# [What is needed]
Reproduce the records below exactly as they appear.

[Supplied material start]

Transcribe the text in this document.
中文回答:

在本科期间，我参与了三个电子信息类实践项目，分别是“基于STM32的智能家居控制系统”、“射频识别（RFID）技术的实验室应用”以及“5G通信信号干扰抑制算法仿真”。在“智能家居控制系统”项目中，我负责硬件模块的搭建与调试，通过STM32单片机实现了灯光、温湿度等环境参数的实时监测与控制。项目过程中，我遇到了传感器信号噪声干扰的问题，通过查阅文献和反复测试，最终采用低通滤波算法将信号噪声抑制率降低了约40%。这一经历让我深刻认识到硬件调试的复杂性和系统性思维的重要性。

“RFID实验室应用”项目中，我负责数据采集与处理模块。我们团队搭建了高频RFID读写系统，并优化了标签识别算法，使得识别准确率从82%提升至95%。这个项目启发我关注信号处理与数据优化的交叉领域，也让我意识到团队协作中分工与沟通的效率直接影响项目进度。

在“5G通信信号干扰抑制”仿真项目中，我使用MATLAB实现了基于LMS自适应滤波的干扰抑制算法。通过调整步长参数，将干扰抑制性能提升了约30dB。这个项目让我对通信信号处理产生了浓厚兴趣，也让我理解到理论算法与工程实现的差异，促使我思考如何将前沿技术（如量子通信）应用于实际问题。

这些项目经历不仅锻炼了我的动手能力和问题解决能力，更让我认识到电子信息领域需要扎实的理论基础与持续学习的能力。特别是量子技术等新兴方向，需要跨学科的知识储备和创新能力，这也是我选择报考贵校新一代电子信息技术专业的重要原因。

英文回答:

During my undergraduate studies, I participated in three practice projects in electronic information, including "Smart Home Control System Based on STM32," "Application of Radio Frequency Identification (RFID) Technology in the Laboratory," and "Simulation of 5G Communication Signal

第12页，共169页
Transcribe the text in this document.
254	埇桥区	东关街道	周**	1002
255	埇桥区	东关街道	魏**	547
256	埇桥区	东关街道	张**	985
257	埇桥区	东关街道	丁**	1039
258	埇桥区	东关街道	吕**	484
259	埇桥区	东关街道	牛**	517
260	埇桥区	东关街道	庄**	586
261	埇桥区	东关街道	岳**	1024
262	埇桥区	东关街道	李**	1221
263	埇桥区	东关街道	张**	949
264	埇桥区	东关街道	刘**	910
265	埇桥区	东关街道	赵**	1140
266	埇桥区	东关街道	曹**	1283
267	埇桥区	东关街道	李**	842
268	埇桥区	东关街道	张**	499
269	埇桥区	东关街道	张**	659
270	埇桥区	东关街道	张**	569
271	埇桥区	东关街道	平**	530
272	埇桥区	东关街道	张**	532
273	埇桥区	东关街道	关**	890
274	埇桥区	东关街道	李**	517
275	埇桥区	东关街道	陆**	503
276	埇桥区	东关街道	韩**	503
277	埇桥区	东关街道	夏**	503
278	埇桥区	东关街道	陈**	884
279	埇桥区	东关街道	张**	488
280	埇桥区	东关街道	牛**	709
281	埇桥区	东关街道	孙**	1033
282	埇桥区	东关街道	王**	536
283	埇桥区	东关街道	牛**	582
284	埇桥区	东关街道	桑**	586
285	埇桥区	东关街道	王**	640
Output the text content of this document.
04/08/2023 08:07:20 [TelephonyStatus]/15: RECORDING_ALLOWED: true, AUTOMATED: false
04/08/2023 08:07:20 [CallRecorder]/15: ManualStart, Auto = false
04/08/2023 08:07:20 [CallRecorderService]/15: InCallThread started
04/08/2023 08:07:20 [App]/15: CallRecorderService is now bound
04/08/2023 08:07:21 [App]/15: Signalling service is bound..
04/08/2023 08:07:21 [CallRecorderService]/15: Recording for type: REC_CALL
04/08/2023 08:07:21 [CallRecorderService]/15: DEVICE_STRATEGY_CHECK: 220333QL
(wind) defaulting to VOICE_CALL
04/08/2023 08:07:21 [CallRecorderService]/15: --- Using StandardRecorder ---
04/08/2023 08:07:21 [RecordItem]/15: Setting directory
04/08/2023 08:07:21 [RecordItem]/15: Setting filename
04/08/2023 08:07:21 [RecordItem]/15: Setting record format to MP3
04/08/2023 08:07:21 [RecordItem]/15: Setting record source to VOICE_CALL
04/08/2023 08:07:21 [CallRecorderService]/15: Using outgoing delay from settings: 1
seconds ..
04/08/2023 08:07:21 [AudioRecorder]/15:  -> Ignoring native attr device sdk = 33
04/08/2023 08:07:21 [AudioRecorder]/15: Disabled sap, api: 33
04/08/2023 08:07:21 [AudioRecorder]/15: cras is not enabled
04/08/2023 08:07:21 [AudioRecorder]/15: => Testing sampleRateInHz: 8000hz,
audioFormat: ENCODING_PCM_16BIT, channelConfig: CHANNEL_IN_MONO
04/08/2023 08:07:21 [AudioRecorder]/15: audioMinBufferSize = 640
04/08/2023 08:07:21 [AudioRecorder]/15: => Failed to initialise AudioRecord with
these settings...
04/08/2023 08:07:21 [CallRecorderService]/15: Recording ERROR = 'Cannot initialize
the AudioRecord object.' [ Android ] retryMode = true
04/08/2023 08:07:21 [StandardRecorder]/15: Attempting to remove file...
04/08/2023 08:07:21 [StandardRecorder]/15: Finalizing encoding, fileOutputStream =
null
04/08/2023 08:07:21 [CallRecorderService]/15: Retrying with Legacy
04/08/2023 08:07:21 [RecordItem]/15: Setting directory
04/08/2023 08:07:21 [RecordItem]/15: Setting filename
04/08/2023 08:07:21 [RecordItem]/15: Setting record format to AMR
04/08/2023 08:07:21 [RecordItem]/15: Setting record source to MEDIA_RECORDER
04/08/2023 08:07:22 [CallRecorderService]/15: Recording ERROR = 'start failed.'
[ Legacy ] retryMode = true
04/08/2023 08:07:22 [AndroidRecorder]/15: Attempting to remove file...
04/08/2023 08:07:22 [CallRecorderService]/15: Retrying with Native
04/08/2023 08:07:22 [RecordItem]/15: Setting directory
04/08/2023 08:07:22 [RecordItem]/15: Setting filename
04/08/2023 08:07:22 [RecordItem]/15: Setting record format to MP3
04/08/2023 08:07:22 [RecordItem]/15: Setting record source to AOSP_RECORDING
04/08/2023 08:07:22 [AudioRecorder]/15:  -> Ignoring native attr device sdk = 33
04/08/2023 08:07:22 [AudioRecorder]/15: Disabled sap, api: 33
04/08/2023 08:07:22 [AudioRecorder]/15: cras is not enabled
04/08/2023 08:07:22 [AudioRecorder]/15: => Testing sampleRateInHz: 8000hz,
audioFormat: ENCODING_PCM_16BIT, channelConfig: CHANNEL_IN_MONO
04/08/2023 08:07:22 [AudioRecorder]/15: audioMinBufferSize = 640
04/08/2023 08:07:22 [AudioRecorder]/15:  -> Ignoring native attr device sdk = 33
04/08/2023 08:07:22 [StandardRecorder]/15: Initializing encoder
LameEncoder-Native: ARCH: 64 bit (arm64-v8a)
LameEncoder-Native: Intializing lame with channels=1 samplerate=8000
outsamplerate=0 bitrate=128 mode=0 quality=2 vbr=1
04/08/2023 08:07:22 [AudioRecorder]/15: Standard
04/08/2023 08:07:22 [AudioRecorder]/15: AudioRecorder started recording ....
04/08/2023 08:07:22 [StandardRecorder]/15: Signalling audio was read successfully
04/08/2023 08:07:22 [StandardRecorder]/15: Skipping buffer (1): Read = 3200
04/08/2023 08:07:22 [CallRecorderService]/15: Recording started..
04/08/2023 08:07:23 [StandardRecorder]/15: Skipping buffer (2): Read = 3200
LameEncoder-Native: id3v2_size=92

[Supplied material end]

# [Full response]
Transcribe the text in this document.
中文回答:

在本科期间，我参与了三个电子信息类实践项目，分别是“基于STM32的智能家居控制系统”、“射频识别（RFID）技术的实验室应用”以及“5G通信信号干扰抑制算法仿真”。在“智能家居控制系统”项目中，我负责硬件模块的搭建与调试，通过STM32单片机实现了灯光、温湿度等环境参数的实时监测与控制。项目过程中，我遇到了传感器信号噪声干扰的问题，通过查阅文献和反复测试，最终采用低通滤波算法将信号噪声抑制率降低了约40%。这一经历让我深刻认识到硬件调试的复杂性和系统性思维的重要性。

“RFID实验室应用”项目中，我负责数据采集与处理模块。我们团队搭建了高频RFID读写系统，并优化了标签识别算法，使得识别准确率从82%提升至95%。这个项目启发我关注信号处理与数据优化的交叉领域，也让我意识到团队协作中分工与沟通的效率直接影响项目进度。

在“5G通信信号干扰抑制”仿真项目中，我使用MATLAB实现了基于LMS自适应滤波的干扰抑制算法。通过调整步长参数，将干扰抑制性能提升了约30dB。这个项目让我对通信信号处理产生了浓厚兴趣，也让我理解到理论算法与工程实现的差异，促使我思考如何将前沿技术（如量子通信）应用于实际问题。

这些项目经历不仅锻炼了我的动手能力和问题解决能力，更让我认识到电子信息领域需要扎实的理论基础与持续学习的能力。特别是量子技术等新兴方向，需要跨学科的知识储备和创新能力，这也是我选择报考贵校新一代电子信息技术专业的重要原因。

英文回答:

During my undergraduate studies, I participated in three practice projects in electronic information, including "Smart Home Control System Based on STM32," "Application of Radio Frequency Identification (RFID) Technology in the Laboratory," and "Simulation of 5G Communication Signal

第12页，共169页
Transcribe the text in this document.
254	埇桥区	东关街道	周**	1002
255	埇桥区	东关街道	魏**	547
256	埇桥区	东关街道	张**	985
257	埇桥区	东关街道	丁**	1039
258	埇桥区	东关街道	吕**	484
259	埇桥区	东关街道	牛**	517
260	埇桥区	东关街道	庄**	586
261	埇桥区	东关街道	岳**	1024
262	埇桥区	东关街道	李**	1221
263	埇桥区	东关街道	张**	949
264	埇桥区	东关街道	刘**	910
265	埇桥区	东关街道	赵**	1140
266	埇桥区	东关街道	曹**	1283
267	埇桥区	东关街道	李**	842
268	埇桥区	东关街道	张**	499
269	埇桥区	东关街道	张**	659
270	埇桥区	东关街道	张**	569
271	埇桥区	东关街道	平**	530
272	埇桥区	东关街道	张**	532
273	埇桥区	东关街道	关**	890
274	埇桥区	东关街道	李**	517
275	埇桥区	东关街道	陆**	503
276	埇桥区	东关街道	韩**	503
277	埇桥区	东关街道	夏**	503
278	埇桥区	东关街道	陈**	884
279	埇桥区	东关街道	张**	488
280	埇桥区	东关街道	牛**	709
281	埇桥区	东关街道	孙**	1033
282	埇桥区	东关街道	王**	536
283	埇桥区	东关街道	牛**	582
284	埇桥区	东关街道	桑**	586
285	埇桥区	东关街道	王**	640
Output the text content of this document.
04/08/2023 08:07:20 [TelephonyStatus]/15: RECORDING_ALLOWED: true, AUTOMATED: false
04/08/2023 08:07:20 [CallRecorder]/15: ManualStart, Auto = false
04/08/2023 08:07:20 [CallRecorderService]/15: InCallThread started
04/08/2023 08:07:20 [App]/15: CallRecorderService is now bound
04/08/2023 08:07:21 [App]/15: Signalling service is bound..
04/08/2023 08:07:21 [CallRecorderService]/15: Recording for type: REC_CALL
04/08/2023 08:07:21 [CallRecorderService]/15: DEVICE_STRATEGY_CHECK: 220333QL
(wind) defaulting to VOICE_CALL
04/08/2023 08:07:21 [CallRecorderService]/15: --- Using StandardRecorder ---
04/08/2023 08:07:21 [RecordItem]/15: Setting directory
04/08/2023 08:07:21 [RecordItem]/15: Setting filename
04/08/2023 08:07:21 [RecordItem]/15: Setting record format to MP3
04/08/2023 08:07:21 [RecordItem]/15: Setting record source to VOICE_CALL
04/08/2023 08:07:21 [CallRecorderService]/15: Using outgoing delay from settings: 1
seconds ..
04/08/2023 08:07:21 [AudioRecorder]/15:  -> Ignoring native attr device sdk = 33
04/08/2023 08:07:21 [AudioRecorder]/15: Disabled sap, api: 33
04/08/2023 08:07:21 [AudioRecorder]/15: cras is not enabled
04/08/2023 08:07:21 [AudioRecorder]/15: => Testing sampleRateInHz: 8000hz,
audioFormat: ENCODING_PCM_16BIT, channelConfig: CHANNEL_IN_MONO
04/08/2023 08:07:21 [AudioRecorder]/15: audioMinBufferSize = 640
04/08/2023 08:07:21 [AudioRecorder]/15: => Failed to initialise AudioRecord with
these settings...
04/08/2023 08:07:21 [CallRecorderService]/15: Recording ERROR = 'Cannot initialize
the AudioRecord object.' [ Android ] retryMode = true
04/08/2023 08:07:21 [StandardRecorder]/15: Attempting to remove file...
04/08/2023 08:07:21 [StandardRecorder]/15: Finalizing encoding, fileOutputStream =
null
04/08/2023 08:07:21 [CallRecorderService]/15: Retrying with Legacy
04/08/2023 08:07:21 [RecordItem]/15: Setting directory
04/08/2023 08:07:21 [RecordItem]/15: Setting filename
04/08/2023 08:07:21 [RecordItem]/15: Setting record format to AMR
04/08/2023 08:07:21 [RecordItem]/15: Setting record source to MEDIA_RECORDER
04/08/2023 08:07:22 [CallRecorderService]/15: Recording ERROR = 'start failed.'
[ Legacy ] retryMode = true
04/08/2023 08:07:22 [AndroidRecorder]/15: Attempting to remove file...
04/08/2023 08:07:22 [CallRecorderService]/15: Retrying with Native
04/08/2023 08:07:22 [RecordItem]/15: Setting directory
04/08/2023 08:07:22 [RecordItem]/15: Setting filename
04/08/2023 08:07:22 [RecordItem]/15: Setting record format to MP3
04/08/2023 08:07:22 [RecordItem]/15: Setting record source to AOSP_RECORDING
04/08/2023 08:07:22 [AudioRecorder]/15:  -> Ignoring native attr device sdk = 33
04/08/2023 08:07:22 [AudioRecorder]/15: Disabled sap, api: 33
04/08/2023 08:07:22 [AudioRecorder]/15: cras is not enabled
04/08/2023 08:07:22 [AudioRecorder]/15: => Testing sampleRateInHz: 8000hz,
audioFormat: ENCODING_PCM_16BIT, channelConfig: CHANNEL_IN_MONO
04/08/2023 08:07:22 [AudioRecorder]/15: audioMinBufferSize = 640
04/08/2023 08:07:22 [AudioRecorder]/15:  -> Ignoring native attr device sdk = 33
04/08/2023 08:07:22 [StandardRecorder]/15: Initializing encoder
LameEncoder-Native: ARCH: 64 bit (arm64-v8a)
LameEncoder-Native: Intializing lame with channels=1 samplerate=8000
outsamplerate=0 bitrate=128 mode=0 quality=2 vbr=1
04/08/2023 08:07:22 [AudioRecorder]/15: Standard
04/08/2023 08:07:22 [AudioRecorder]/15: AudioRecorder started recording ....
04/08/2023 08:07:22 [StandardRecorder]/15: Signalling audio was read successfully
04/08/2023 08:07:22 [StandardRecorder]/15: Skipping buffer (1): Read = 3200
04/08/2023 08:07:22 [CallRecorderService]/15: Recording started..
04/08/2023 08:07:23 [StandardRecorder]/15: Skipping buffer (2): Read = 3200
LameEncoder-Native: id3v2_size=92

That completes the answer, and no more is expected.